- Aim of the task
Please repeat the material from its first line through the line with "point: [662, 300, 672, 310]", swapping "portrait-head" for "portrait-face" and changing nothing else.

** start of Supplied information **

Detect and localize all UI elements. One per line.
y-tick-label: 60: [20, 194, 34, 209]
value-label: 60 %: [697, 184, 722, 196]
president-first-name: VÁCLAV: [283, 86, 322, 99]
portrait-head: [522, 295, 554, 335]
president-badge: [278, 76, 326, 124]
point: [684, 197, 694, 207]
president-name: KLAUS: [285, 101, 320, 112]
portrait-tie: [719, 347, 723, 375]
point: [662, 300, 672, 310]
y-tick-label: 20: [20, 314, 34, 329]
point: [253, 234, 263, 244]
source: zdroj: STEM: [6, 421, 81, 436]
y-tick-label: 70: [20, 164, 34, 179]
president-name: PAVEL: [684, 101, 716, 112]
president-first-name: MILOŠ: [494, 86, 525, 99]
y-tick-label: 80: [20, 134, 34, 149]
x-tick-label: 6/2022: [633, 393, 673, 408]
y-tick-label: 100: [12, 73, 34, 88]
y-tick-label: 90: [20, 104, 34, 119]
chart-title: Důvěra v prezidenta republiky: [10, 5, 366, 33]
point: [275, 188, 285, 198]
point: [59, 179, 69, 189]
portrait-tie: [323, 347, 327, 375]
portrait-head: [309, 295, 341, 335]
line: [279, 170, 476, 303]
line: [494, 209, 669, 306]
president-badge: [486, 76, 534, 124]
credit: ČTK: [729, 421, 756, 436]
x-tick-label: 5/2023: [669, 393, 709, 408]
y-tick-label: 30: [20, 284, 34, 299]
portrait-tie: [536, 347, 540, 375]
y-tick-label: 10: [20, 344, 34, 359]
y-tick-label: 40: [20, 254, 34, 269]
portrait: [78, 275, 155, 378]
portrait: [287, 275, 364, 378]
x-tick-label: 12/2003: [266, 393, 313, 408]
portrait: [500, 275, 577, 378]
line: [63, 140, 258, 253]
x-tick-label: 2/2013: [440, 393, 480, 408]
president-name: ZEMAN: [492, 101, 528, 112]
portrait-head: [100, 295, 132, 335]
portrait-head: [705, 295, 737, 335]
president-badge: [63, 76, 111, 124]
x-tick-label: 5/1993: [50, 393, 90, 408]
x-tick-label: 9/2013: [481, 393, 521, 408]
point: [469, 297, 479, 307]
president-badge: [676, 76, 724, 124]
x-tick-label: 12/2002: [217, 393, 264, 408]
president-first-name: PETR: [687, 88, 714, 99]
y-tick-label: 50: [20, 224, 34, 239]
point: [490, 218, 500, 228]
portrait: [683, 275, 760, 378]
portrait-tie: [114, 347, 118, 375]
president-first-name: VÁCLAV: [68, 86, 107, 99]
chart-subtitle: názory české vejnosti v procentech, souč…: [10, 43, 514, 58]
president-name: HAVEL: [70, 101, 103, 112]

** end of Supplied information **

- Task result
Detect and localize all UI elements. One per line.
y-tick-label: 60: [20, 194, 34, 209]
value-label: 60 %: [697, 184, 722, 196]
president-first-name: VÁCLAV: [283, 86, 322, 99]
portrait-face: [522, 295, 554, 335]
president-badge: [278, 76, 326, 124]
point: [684, 197, 694, 207]
president-name: KLAUS: [285, 101, 320, 112]
portrait-tie: [719, 347, 723, 375]
point: [662, 300, 672, 310]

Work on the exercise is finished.